• WHAT THE EXERCISE ASKS
Repeat the listing in full, preserving every character.

-- BEGIN RECORD LIST --

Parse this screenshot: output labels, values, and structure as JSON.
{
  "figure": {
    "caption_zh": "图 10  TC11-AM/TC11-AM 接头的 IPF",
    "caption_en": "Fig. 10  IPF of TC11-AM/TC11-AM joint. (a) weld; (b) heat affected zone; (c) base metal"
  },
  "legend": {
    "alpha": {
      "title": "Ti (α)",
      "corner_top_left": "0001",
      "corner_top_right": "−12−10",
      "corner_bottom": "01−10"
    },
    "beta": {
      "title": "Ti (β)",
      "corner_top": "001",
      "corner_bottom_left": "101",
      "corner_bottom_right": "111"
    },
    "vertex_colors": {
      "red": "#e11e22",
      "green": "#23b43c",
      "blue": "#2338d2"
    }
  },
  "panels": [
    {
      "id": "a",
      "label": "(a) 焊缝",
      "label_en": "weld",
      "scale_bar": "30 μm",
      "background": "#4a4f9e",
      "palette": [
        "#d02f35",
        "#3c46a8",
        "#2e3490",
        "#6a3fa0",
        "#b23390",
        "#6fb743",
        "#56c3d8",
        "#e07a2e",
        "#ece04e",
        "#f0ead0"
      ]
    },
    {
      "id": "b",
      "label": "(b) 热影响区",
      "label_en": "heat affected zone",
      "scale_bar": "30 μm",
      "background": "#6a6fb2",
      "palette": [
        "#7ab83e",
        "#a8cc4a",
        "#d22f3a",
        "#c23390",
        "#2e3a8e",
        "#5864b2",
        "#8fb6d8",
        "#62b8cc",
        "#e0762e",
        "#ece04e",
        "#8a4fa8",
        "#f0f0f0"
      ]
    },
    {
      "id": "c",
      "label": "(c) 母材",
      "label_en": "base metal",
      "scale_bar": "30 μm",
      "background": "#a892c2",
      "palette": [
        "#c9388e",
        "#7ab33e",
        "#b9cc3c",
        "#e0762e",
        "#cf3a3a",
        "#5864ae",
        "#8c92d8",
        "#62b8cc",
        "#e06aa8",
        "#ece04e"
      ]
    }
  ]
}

-- END RECORD LIST --

• TASK RESULT
Parse this screenshot: output labels, values, and structure as JSON.
{
  "figure": {
    "caption_zh": "图 10  TC11-AM/TC11-AM 接头的 IPF",
    "caption_en": "Fig. 10  IPF of TC11-AM/TC11-AM joint. (a) weld; (b) heat affected zone; (c) base metal"
  },
  "legend": {
    "alpha": {
      "title": "Ti (α)",
      "corner_top_left": "0001",
      "corner_top_right": "−12−10",
      "corner_bottom": "01−10"
    },
    "beta": {
      "title": "Ti (β)",
      "corner_top": "001",
      "corner_bottom_left": "101",
      "corner_bottom_right": "111"
    },
    "vertex_colors": {
      "red": "#e11e22",
      "green": "#23b43c",
      "blue": "#2338d2"
    }
  },
  "panels": [
    {
      "id": "a",
      "label": "(a) 焊缝",
      "label_en": "weld",
      "scale_bar": "30 μm",
      "background": "#4a4f9e",
      "palette": [
        "#d02f35",
        "#3c46a8",
        "#2e3490",
        "#6a3fa0",
        "#b23390",
        "#6fb743",
        "#56c3d8",
        "#e07a2e",
        "#ece04e",
        "#f0ead0"
      ]
    },
    {
      "id": "b",
      "label": "(b) 热影响区",
      "label_en": "heat affected zone",
      "scale_bar": "30 μm",
      "background": "#6a6fb2",
      "palette": [
        "#7ab83e",
        "#a8cc4a",
        "#d22f3a",
        "#c23390",
        "#2e3a8e",
        "#5864b2",
        "#8fb6d8",
        "#62b8cc",
        "#e0762e",
        "#ece04e",
        "#8a4fa8",
        "#f0f0f0"
      ]
    },
    {
      "id": "c",
      "label": "(c) 母材",
      "label_en": "base metal",
      "scale_bar": "30 μm",
      "background": "#a892c2",
      "palette": [
        "#c9388e",
        "#7ab33e",
        "#b9cc3c",
        "#e0762e",
        "#cf3a3a",
        "#5864ae",
        "#8c92d8",
        "#62b8cc",
        "#e06aa8",
        "#ece04e"
      ]
    }
  ]
}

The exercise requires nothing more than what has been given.